[INSTRUCTIONS FOR THE TASK]
Quote every line below exactly and skip any picture.

[INPUT]
--------------------
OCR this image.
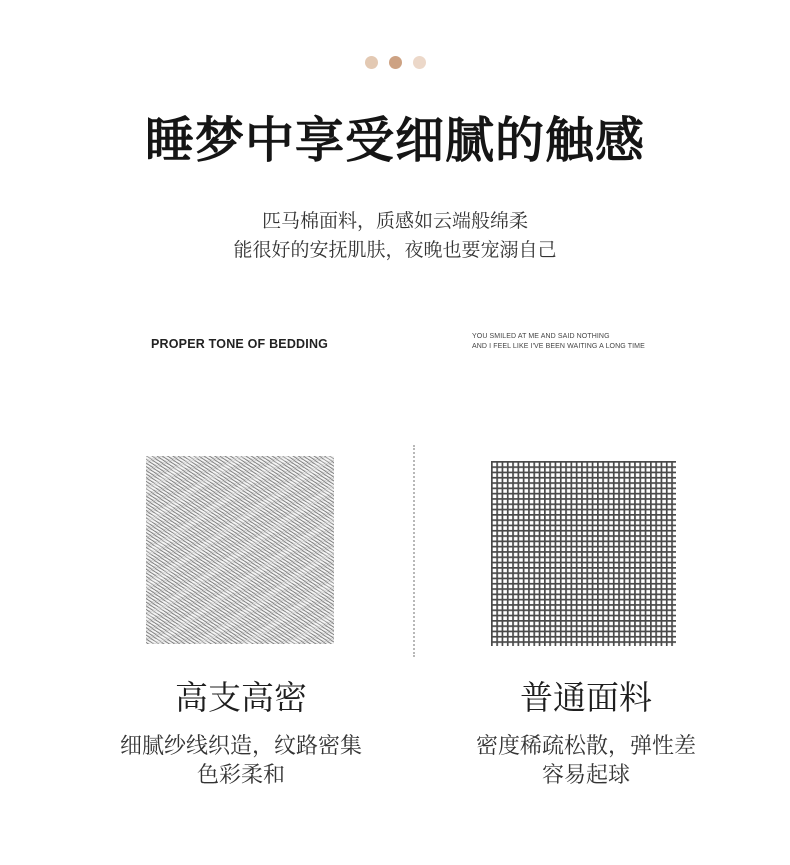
睡梦中享受细腻的触感
匹马棉面料，质感如云端般绵柔
能很好的安抚肌肤，夜晚也要宠溺自己
PROPER TONE OF BEDDING
YOU SMILED AT ME AND SAID NOTHING
AND I FEEL LIKE I'VE BEEN WAITING A LONG TIME
高支高密
细腻纱线织造，纹路密集
色彩柔和
普通面料
密度稀疏松散，弹性差
容易起球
--------------------
[FINAL ANSWER]
OCR this image.
睡梦中享受细腻的触感
匹马棉面料，质感如云端般绵柔
能很好的安抚肌肤，夜晚也要宠溺自己
PROPER TONE OF BEDDING
YOU SMILED AT ME AND SAID NOTHING
AND I FEEL LIKE I'VE BEEN WAITING A LONG TIME
高支高密
细腻纱线织造，纹路密集
色彩柔和
普通面料
密度稀疏松散，弹性差
容易起球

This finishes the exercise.